TASK TO COMPLETE →
Exactly reproduce the entries, dropping any pictures from your copy.

MATERIALS PROVIDED →
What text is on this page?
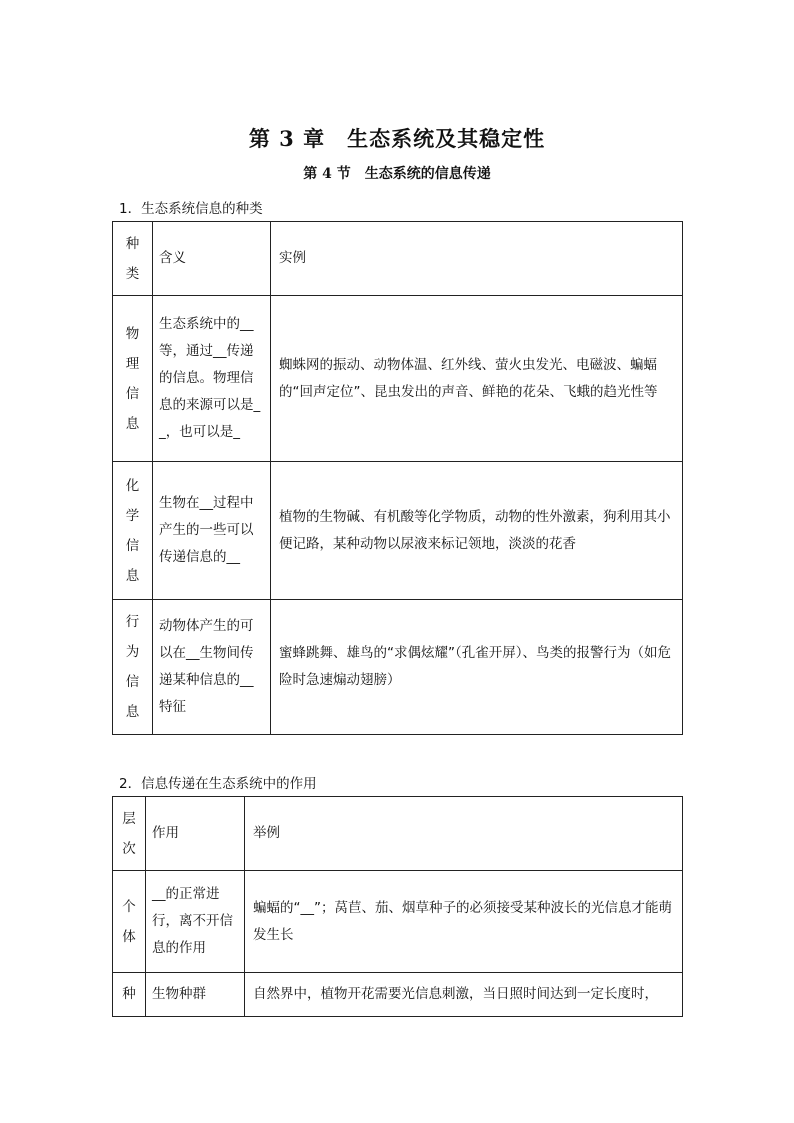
第 3 章　生态系统及其稳定性
第 4 节　生态系统的信息传递
1．生态系统信息的种类
种类	含义	实例

物理信息	生态系统中的__等，通过__传递的信息。物理信息的来源可以是__，也可以是_	蜘蛛网的振动、动物体温、红外线、萤火虫发光、电磁波、蝙蝠的“回声定位”、昆虫发出的声音、鲜艳的花朵、飞蛾的趋光性等

化学信息	生物在__过程中产生的一些可以传递信息的__	植物的生物碱、有机酸等化学物质，动物的性外激素，狗利用其小便记路，某种动物以尿液来标记领地，淡淡的花香

行为信息	动物体产生的可以在__生物间传递某种信息的__特征	蜜蜂跳舞、雄鸟的“求偶炫耀”（孔雀开屏）、鸟类的报警行为（如危险时急速煽动翅膀）
2．信息传递在生态系统中的作用
层次	作用	举例

个体	__的正常进行，离不开信息的作用	蝙蝠的“__”；莴苣、茄、烟草种子的必须接受某种波长的光信息才能萌发生长
种	生物种群	自然界中，植物开花需要光信息刺激，当日照时间达到一定长度时，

FINAL RESULT →
What text is on this page?
第 3 章　生态系统及其稳定性
第 4 节　生态系统的信息传递
1．生态系统信息的种类
种类	含义	实例

物理信息	生态系统中的__等，通过__传递的信息。物理信息的来源可以是__，也可以是_	蜘蛛网的振动、动物体温、红外线、萤火虫发光、电磁波、蝙蝠的“回声定位”、昆虫发出的声音、鲜艳的花朵、飞蛾的趋光性等

化学信息	生物在__过程中产生的一些可以传递信息的__	植物的生物碱、有机酸等化学物质，动物的性外激素，狗利用其小便记路，某种动物以尿液来标记领地，淡淡的花香

行为信息	动物体产生的可以在__生物间传递某种信息的__特征	蜜蜂跳舞、雄鸟的“求偶炫耀”（孔雀开屏）、鸟类的报警行为（如危险时急速煽动翅膀）
2．信息传递在生态系统中的作用
层次	作用	举例

个体	__的正常进行，离不开信息的作用	蝙蝠的“__”；莴苣、茄、烟草种子的必须接受某种波长的光信息才能萌发生长
种	生物种群	自然界中，植物开花需要光信息刺激，当日照时间达到一定长度时，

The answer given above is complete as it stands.